TASK INSTRUCTIONS
Locate the lines that hold the string "Construction". Copy every such line.

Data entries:
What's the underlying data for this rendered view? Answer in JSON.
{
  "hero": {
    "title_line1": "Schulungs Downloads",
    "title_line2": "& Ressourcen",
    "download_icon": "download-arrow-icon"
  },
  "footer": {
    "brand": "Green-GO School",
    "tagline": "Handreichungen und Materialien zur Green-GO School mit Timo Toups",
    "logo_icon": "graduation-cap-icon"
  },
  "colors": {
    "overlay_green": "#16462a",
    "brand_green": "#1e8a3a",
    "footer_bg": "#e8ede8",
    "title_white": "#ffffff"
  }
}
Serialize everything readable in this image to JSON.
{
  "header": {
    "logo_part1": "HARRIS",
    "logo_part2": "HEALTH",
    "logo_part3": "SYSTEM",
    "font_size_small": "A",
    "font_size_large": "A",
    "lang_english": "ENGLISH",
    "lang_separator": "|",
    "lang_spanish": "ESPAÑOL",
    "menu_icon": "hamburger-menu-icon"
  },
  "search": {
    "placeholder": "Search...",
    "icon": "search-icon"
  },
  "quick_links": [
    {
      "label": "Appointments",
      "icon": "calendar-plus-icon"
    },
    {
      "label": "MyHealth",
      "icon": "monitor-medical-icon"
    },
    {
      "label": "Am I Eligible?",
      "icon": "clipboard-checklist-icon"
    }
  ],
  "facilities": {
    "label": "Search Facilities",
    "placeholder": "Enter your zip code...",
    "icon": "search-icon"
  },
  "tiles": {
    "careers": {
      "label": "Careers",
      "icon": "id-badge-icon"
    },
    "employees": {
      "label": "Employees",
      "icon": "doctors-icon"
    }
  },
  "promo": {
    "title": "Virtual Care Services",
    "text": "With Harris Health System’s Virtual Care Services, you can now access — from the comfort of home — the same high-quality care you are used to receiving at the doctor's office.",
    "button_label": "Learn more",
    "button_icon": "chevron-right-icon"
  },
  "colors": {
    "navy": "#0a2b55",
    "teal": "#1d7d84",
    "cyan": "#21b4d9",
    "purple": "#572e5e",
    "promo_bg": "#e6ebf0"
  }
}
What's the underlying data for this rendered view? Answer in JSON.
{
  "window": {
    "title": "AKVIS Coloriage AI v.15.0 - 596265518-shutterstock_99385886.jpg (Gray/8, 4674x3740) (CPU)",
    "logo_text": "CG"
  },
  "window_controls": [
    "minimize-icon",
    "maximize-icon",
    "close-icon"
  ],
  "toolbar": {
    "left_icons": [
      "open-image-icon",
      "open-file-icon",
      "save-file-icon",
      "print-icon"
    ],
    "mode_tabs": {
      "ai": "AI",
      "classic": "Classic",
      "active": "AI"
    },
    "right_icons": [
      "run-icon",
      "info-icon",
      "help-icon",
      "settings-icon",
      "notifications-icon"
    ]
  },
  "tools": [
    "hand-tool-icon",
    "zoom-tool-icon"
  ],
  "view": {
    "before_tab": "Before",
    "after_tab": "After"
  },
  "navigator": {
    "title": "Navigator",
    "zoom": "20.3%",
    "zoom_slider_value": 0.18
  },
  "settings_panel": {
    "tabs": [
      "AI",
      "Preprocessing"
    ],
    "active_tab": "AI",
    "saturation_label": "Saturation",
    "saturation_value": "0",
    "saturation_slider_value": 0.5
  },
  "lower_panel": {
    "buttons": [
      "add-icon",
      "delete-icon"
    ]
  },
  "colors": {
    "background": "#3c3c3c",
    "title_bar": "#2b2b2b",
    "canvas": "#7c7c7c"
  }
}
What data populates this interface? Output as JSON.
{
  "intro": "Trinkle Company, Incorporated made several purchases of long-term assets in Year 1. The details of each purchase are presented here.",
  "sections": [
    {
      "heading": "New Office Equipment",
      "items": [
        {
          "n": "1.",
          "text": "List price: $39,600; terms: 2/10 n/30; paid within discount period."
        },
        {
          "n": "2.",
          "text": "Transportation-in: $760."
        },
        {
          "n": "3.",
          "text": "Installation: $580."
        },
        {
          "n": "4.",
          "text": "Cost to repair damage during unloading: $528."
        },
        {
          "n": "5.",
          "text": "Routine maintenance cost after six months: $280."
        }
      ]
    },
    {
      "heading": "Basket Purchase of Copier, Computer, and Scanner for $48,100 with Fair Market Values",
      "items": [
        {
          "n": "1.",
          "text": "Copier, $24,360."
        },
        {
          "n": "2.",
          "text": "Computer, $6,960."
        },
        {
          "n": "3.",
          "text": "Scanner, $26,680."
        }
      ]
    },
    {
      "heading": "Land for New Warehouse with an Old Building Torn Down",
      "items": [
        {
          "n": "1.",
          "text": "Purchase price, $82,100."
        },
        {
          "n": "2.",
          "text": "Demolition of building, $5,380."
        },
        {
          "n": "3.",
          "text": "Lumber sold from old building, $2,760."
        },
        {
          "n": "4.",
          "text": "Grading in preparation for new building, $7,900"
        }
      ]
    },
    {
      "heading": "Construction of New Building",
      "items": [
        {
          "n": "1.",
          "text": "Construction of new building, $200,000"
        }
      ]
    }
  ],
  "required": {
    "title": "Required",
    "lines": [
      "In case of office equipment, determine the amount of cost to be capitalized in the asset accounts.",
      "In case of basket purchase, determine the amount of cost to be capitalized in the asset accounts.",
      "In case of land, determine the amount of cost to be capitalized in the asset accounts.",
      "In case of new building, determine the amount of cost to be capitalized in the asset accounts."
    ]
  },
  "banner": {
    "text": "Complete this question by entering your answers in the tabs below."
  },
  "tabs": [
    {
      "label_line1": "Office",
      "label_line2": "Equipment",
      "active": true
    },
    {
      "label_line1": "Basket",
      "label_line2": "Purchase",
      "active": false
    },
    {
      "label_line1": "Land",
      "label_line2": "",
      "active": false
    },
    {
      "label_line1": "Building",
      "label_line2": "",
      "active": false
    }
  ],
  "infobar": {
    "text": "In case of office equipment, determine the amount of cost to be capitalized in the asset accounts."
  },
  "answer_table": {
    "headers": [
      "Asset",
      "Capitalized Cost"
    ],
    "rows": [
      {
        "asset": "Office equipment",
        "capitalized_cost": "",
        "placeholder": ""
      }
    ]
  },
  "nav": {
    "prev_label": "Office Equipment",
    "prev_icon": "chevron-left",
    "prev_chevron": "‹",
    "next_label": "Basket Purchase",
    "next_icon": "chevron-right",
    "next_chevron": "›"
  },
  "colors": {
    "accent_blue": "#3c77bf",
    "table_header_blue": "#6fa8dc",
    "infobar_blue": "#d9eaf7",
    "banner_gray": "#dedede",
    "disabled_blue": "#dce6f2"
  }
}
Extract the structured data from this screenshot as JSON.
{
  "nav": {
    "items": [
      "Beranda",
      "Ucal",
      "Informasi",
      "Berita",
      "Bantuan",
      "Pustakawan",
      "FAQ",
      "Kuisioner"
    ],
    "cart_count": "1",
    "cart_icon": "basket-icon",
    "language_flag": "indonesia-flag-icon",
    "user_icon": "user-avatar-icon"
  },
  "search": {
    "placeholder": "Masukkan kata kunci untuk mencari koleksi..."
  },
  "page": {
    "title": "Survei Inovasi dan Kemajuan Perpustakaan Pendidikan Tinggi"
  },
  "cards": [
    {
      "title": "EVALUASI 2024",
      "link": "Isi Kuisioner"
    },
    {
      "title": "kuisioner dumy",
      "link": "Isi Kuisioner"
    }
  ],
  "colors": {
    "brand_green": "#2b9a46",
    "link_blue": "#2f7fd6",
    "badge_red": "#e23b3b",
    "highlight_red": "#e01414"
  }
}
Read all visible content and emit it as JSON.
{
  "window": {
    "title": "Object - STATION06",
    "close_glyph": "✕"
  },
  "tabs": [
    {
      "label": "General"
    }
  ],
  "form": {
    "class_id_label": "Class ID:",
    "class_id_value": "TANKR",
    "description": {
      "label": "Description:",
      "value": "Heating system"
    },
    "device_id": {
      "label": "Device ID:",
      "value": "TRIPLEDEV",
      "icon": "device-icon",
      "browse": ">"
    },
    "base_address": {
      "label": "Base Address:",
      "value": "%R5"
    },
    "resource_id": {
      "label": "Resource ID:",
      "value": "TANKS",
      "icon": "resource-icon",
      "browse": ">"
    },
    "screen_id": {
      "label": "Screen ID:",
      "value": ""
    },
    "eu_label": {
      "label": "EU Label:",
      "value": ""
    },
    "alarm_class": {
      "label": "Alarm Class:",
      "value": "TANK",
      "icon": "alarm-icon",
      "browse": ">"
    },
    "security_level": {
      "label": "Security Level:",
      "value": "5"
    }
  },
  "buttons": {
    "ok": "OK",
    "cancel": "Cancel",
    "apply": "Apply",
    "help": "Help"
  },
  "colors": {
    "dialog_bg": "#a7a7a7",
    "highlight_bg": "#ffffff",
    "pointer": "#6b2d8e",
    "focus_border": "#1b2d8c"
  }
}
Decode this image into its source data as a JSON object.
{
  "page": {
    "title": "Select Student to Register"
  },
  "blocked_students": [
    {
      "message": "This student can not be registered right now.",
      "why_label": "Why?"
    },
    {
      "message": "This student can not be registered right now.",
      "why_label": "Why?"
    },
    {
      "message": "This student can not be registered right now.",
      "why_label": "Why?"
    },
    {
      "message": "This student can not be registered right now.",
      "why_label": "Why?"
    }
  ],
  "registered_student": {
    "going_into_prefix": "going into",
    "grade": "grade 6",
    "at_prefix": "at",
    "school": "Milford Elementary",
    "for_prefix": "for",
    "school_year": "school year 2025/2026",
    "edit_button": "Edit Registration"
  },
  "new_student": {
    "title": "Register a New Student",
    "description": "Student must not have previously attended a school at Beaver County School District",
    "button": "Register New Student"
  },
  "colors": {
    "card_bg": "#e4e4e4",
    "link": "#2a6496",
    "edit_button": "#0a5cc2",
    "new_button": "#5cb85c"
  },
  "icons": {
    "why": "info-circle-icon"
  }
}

WRITTEN ANSWER
      "heading": "Construction of New Building",
          "text": "Construction of new building, $200,000"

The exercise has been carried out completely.